= Exercise =
Nothing may be dropped or altered: reproduce all the data.

= Exercise input =

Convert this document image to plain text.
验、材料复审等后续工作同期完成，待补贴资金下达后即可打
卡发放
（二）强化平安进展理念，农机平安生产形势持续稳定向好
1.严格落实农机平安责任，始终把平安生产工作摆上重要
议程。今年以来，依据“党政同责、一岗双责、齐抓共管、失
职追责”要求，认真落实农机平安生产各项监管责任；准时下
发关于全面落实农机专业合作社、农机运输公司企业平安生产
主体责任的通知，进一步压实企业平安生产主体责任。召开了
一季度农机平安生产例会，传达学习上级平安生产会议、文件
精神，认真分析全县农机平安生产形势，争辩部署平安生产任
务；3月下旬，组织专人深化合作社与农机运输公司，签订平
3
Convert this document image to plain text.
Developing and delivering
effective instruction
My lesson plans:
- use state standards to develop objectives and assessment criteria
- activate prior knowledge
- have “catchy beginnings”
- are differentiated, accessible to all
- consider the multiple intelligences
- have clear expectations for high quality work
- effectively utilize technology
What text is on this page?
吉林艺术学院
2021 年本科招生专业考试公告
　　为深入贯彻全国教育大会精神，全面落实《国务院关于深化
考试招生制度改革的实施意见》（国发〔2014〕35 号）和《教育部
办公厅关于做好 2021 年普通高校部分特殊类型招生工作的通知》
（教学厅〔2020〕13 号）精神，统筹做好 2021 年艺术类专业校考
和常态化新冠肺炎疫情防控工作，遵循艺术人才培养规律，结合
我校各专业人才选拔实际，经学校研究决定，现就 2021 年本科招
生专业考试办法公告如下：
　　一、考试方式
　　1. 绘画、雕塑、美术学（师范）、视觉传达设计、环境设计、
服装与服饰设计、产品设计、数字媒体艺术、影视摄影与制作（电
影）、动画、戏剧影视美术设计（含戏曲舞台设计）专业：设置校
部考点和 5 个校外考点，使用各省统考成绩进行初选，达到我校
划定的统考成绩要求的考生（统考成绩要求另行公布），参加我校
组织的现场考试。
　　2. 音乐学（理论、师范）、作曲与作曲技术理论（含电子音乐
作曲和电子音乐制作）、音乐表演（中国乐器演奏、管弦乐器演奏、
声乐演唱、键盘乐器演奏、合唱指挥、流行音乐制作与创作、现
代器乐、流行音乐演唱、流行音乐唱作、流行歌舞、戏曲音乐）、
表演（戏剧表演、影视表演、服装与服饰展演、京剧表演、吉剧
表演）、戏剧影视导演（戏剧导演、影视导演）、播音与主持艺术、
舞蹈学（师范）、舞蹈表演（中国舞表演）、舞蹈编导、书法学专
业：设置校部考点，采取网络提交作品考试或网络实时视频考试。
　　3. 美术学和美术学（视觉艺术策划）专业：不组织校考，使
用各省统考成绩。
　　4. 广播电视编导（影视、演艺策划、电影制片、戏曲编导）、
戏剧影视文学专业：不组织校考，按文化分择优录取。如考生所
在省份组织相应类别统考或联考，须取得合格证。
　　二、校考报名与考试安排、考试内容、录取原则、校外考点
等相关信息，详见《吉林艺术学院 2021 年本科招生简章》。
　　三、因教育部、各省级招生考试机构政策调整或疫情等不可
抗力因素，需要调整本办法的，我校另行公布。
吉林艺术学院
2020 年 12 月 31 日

= Written response =
Convert this document image to plain text.
验、材料复审等后续工作同期完成，待补贴资金下达后即可打
卡发放
（二）强化平安进展理念，农机平安生产形势持续稳定向好
1.严格落实农机平安责任，始终把平安生产工作摆上重要
议程。今年以来，依据“党政同责、一岗双责、齐抓共管、失
职追责”要求，认真落实农机平安生产各项监管责任；准时下
发关于全面落实农机专业合作社、农机运输公司企业平安生产
主体责任的通知，进一步压实企业平安生产主体责任。召开了
一季度农机平安生产例会，传达学习上级平安生产会议、文件
精神，认真分析全县农机平安生产形势，争辩部署平安生产任
务；3月下旬，组织专人深化合作社与农机运输公司，签订平
3
Convert this document image to plain text.
Developing and delivering
effective instruction
My lesson plans:
- use state standards to develop objectives and assessment criteria
- activate prior knowledge
- have “catchy beginnings”
- are differentiated, accessible to all
- consider the multiple intelligences
- have clear expectations for high quality work
- effectively utilize technology
What text is on this page?
吉林艺术学院
2021 年本科招生专业考试公告
　　为深入贯彻全国教育大会精神，全面落实《国务院关于深化
考试招生制度改革的实施意见》（国发〔2014〕35 号）和《教育部
办公厅关于做好 2021 年普通高校部分特殊类型招生工作的通知》
（教学厅〔2020〕13 号）精神，统筹做好 2021 年艺术类专业校考
和常态化新冠肺炎疫情防控工作，遵循艺术人才培养规律，结合
我校各专业人才选拔实际，经学校研究决定，现就 2021 年本科招
生专业考试办法公告如下：
　　一、考试方式
　　1. 绘画、雕塑、美术学（师范）、视觉传达设计、环境设计、
服装与服饰设计、产品设计、数字媒体艺术、影视摄影与制作（电
影）、动画、戏剧影视美术设计（含戏曲舞台设计）专业：设置校
部考点和 5 个校外考点，使用各省统考成绩进行初选，达到我校
划定的统考成绩要求的考生（统考成绩要求另行公布），参加我校
组织的现场考试。
　　2. 音乐学（理论、师范）、作曲与作曲技术理论（含电子音乐
作曲和电子音乐制作）、音乐表演（中国乐器演奏、管弦乐器演奏、
声乐演唱、键盘乐器演奏、合唱指挥、流行音乐制作与创作、现
代器乐、流行音乐演唱、流行音乐唱作、流行歌舞、戏曲音乐）、
表演（戏剧表演、影视表演、服装与服饰展演、京剧表演、吉剧
表演）、戏剧影视导演（戏剧导演、影视导演）、播音与主持艺术、
舞蹈学（师范）、舞蹈表演（中国舞表演）、舞蹈编导、书法学专
业：设置校部考点，采取网络提交作品考试或网络实时视频考试。
　　3. 美术学和美术学（视觉艺术策划）专业：不组织校考，使
用各省统考成绩。
　　4. 广播电视编导（影视、演艺策划、电影制片、戏曲编导）、
戏剧影视文学专业：不组织校考，按文化分择优录取。如考生所
在省份组织相应类别统考或联考，须取得合格证。
　　二、校考报名与考试安排、考试内容、录取原则、校外考点
等相关信息，详见《吉林艺术学院 2021 年本科招生简章》。
　　三、因教育部、各省级招生考试机构政策调整或疫情等不可
抗力因素，需要调整本办法的，我校另行公布。
吉林艺术学院
2020 年 12 月 31 日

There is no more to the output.